Provided data »
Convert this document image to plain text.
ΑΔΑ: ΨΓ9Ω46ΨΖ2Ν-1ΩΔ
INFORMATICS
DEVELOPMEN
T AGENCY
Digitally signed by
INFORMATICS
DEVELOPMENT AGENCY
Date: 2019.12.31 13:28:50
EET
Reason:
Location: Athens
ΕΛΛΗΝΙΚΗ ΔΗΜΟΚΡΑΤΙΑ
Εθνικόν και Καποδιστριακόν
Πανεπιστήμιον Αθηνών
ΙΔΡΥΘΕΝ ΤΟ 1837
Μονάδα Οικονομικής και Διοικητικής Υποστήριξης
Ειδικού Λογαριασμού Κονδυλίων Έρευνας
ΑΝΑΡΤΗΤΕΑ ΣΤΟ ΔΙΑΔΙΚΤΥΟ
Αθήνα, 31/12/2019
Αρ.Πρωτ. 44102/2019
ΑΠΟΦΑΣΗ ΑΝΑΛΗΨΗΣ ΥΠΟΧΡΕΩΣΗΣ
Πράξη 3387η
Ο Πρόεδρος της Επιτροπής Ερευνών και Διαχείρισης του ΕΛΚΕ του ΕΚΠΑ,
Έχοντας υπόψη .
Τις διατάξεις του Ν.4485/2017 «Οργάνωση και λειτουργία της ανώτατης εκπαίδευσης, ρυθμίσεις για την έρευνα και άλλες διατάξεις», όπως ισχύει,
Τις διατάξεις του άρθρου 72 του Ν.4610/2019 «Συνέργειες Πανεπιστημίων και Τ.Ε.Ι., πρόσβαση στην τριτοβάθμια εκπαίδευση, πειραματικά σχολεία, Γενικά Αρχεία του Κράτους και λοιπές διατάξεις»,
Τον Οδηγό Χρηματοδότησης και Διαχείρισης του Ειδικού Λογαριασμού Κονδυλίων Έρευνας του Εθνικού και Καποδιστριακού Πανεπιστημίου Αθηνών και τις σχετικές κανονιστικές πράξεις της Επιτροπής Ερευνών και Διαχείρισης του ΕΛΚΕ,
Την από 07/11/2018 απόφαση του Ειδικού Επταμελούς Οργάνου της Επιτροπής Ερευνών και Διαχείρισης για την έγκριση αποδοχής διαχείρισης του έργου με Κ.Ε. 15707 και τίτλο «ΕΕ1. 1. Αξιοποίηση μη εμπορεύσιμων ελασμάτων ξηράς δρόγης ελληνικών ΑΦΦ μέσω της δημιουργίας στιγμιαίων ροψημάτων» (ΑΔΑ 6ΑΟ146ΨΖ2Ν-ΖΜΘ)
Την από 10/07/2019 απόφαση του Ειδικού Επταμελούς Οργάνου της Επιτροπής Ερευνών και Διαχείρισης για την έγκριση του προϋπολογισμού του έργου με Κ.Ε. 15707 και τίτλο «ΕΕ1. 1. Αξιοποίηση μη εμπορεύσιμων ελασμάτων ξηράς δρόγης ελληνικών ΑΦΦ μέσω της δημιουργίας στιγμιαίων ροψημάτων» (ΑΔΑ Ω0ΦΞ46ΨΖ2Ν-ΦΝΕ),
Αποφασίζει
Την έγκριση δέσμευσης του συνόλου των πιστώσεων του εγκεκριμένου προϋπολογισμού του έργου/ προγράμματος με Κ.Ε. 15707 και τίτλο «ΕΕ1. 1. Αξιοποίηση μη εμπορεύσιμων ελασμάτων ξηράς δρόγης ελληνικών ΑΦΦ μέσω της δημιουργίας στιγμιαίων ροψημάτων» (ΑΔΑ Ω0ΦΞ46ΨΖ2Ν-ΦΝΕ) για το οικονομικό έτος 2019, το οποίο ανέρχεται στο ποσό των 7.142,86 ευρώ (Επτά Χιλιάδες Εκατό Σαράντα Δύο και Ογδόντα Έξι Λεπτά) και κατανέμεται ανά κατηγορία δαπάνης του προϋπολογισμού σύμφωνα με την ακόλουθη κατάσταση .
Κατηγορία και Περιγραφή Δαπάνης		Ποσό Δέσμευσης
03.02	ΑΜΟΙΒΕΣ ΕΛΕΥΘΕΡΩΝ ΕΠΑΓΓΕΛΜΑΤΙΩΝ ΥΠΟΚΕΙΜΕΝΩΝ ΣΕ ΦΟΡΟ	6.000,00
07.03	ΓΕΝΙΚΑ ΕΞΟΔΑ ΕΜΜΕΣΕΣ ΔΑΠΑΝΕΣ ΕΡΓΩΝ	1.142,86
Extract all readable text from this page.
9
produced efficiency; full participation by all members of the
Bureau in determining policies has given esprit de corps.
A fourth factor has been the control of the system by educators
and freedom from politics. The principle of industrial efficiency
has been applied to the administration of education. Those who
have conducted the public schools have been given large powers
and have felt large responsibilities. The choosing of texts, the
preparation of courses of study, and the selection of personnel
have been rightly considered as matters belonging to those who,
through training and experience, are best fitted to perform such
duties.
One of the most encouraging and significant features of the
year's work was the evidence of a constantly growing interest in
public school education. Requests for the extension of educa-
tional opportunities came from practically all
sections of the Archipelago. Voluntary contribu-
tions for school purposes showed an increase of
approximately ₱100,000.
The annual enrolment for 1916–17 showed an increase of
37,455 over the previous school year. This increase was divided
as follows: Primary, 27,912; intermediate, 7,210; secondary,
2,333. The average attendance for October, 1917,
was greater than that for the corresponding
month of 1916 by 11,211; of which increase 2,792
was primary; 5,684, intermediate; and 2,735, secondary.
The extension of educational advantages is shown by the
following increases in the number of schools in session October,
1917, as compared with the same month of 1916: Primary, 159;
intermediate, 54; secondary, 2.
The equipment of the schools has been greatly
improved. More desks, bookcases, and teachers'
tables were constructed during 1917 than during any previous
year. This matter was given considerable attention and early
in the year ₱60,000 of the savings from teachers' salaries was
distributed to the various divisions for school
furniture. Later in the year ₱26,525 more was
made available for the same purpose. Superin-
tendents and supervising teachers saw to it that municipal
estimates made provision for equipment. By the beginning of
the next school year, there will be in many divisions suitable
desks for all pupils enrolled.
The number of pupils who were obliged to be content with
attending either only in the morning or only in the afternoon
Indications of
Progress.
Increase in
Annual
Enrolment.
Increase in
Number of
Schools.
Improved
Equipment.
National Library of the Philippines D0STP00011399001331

Required work » From the records above, extract each line exactly as shown.

Output of the exercise »
Convert this document image to plain text.
ΑΔΑ: ΨΓ9Ω46ΨΖ2Ν-1ΩΔ
INFORMATICS
DEVELOPMEN
T AGENCY
Digitally signed by
INFORMATICS
DEVELOPMENT AGENCY
Date: 2019.12.31 13:28:50
EET
Reason:
Location: Athens
ΕΛΛΗΝΙΚΗ ΔΗΜΟΚΡΑΤΙΑ
Εθνικόν και Καποδιστριακόν
Πανεπιστήμιον Αθηνών
ΙΔΡΥΘΕΝ ΤΟ 1837
Μονάδα Οικονομικής και Διοικητικής Υποστήριξης
Ειδικού Λογαριασμού Κονδυλίων Έρευνας
ΑΝΑΡΤΗΤΕΑ ΣΤΟ ΔΙΑΔΙΚΤΥΟ
Αθήνα, 31/12/2019
Αρ.Πρωτ. 44102/2019
ΑΠΟΦΑΣΗ ΑΝΑΛΗΨΗΣ ΥΠΟΧΡΕΩΣΗΣ
Πράξη 3387η
Ο Πρόεδρος της Επιτροπής Ερευνών και Διαχείρισης του ΕΛΚΕ του ΕΚΠΑ,
Έχοντας υπόψη .
Τις διατάξεις του Ν.4485/2017 «Οργάνωση και λειτουργία της ανώτατης εκπαίδευσης, ρυθμίσεις για την έρευνα και άλλες διατάξεις», όπως ισχύει,
Τις διατάξεις του άρθρου 72 του Ν.4610/2019 «Συνέργειες Πανεπιστημίων και Τ.Ε.Ι., πρόσβαση στην τριτοβάθμια εκπαίδευση, πειραματικά σχολεία, Γενικά Αρχεία του Κράτους και λοιπές διατάξεις»,
Τον Οδηγό Χρηματοδότησης και Διαχείρισης του Ειδικού Λογαριασμού Κονδυλίων Έρευνας του Εθνικού και Καποδιστριακού Πανεπιστημίου Αθηνών και τις σχετικές κανονιστικές πράξεις της Επιτροπής Ερευνών και Διαχείρισης του ΕΛΚΕ,
Την από 07/11/2018 απόφαση του Ειδικού Επταμελούς Οργάνου της Επιτροπής Ερευνών και Διαχείρισης για την έγκριση αποδοχής διαχείρισης του έργου με Κ.Ε. 15707 και τίτλο «ΕΕ1. 1. Αξιοποίηση μη εμπορεύσιμων ελασμάτων ξηράς δρόγης ελληνικών ΑΦΦ μέσω της δημιουργίας στιγμιαίων ροψημάτων» (ΑΔΑ 6ΑΟ146ΨΖ2Ν-ΖΜΘ)
Την από 10/07/2019 απόφαση του Ειδικού Επταμελούς Οργάνου της Επιτροπής Ερευνών και Διαχείρισης για την έγκριση του προϋπολογισμού του έργου με Κ.Ε. 15707 και τίτλο «ΕΕ1. 1. Αξιοποίηση μη εμπορεύσιμων ελασμάτων ξηράς δρόγης ελληνικών ΑΦΦ μέσω της δημιουργίας στιγμιαίων ροψημάτων» (ΑΔΑ Ω0ΦΞ46ΨΖ2Ν-ΦΝΕ),
Αποφασίζει
Την έγκριση δέσμευσης του συνόλου των πιστώσεων του εγκεκριμένου προϋπολογισμού του έργου/ προγράμματος με Κ.Ε. 15707 και τίτλο «ΕΕ1. 1. Αξιοποίηση μη εμπορεύσιμων ελασμάτων ξηράς δρόγης ελληνικών ΑΦΦ μέσω της δημιουργίας στιγμιαίων ροψημάτων» (ΑΔΑ Ω0ΦΞ46ΨΖ2Ν-ΦΝΕ) για το οικονομικό έτος 2019, το οποίο ανέρχεται στο ποσό των 7.142,86 ευρώ (Επτά Χιλιάδες Εκατό Σαράντα Δύο και Ογδόντα Έξι Λεπτά) και κατανέμεται ανά κατηγορία δαπάνης του προϋπολογισμού σύμφωνα με την ακόλουθη κατάσταση .
Κατηγορία και Περιγραφή Δαπάνης		Ποσό Δέσμευσης
03.02	ΑΜΟΙΒΕΣ ΕΛΕΥΘΕΡΩΝ ΕΠΑΓΓΕΛΜΑΤΙΩΝ ΥΠΟΚΕΙΜΕΝΩΝ ΣΕ ΦΟΡΟ	6.000,00
07.03	ΓΕΝΙΚΑ ΕΞΟΔΑ ΕΜΜΕΣΕΣ ΔΑΠΑΝΕΣ ΕΡΓΩΝ	1.142,86
Extract all readable text from this page.
9
produced efficiency; full participation by all members of the
Bureau in determining policies has given esprit de corps.
A fourth factor has been the control of the system by educators
and freedom from politics. The principle of industrial efficiency
has been applied to the administration of education. Those who
have conducted the public schools have been given large powers
and have felt large responsibilities. The choosing of texts, the
preparation of courses of study, and the selection of personnel
have been rightly considered as matters belonging to those who,
through training and experience, are best fitted to perform such
duties.
One of the most encouraging and significant features of the
year's work was the evidence of a constantly growing interest in
public school education. Requests for the extension of educa-
tional opportunities came from practically all
sections of the Archipelago. Voluntary contribu-
tions for school purposes showed an increase of
approximately ₱100,000.
The annual enrolment for 1916–17 showed an increase of
37,455 over the previous school year. This increase was divided
as follows: Primary, 27,912; intermediate, 7,210; secondary,
2,333. The average attendance for October, 1917,
was greater than that for the corresponding
month of 1916 by 11,211; of which increase 2,792
was primary; 5,684, intermediate; and 2,735, secondary.
The extension of educational advantages is shown by the
following increases in the number of schools in session October,
1917, as compared with the same month of 1916: Primary, 159;
intermediate, 54; secondary, 2.
The equipment of the schools has been greatly
improved. More desks, bookcases, and teachers'
tables were constructed during 1917 than during any previous
year. This matter was given considerable attention and early
in the year ₱60,000 of the savings from teachers' salaries was
distributed to the various divisions for school
furniture. Later in the year ₱26,525 more was
made available for the same purpose. Superin-
tendents and supervising teachers saw to it that municipal
estimates made provision for equipment. By the beginning of
the next school year, there will be in many divisions suitable
desks for all pupils enrolled.
The number of pupils who were obliged to be content with
attending either only in the morning or only in the afternoon
Indications of
Progress.
Increase in
Annual
Enrolment.
Increase in
Number of
Schools.
Improved
Equipment.
National Library of the Philippines D0STP00011399001331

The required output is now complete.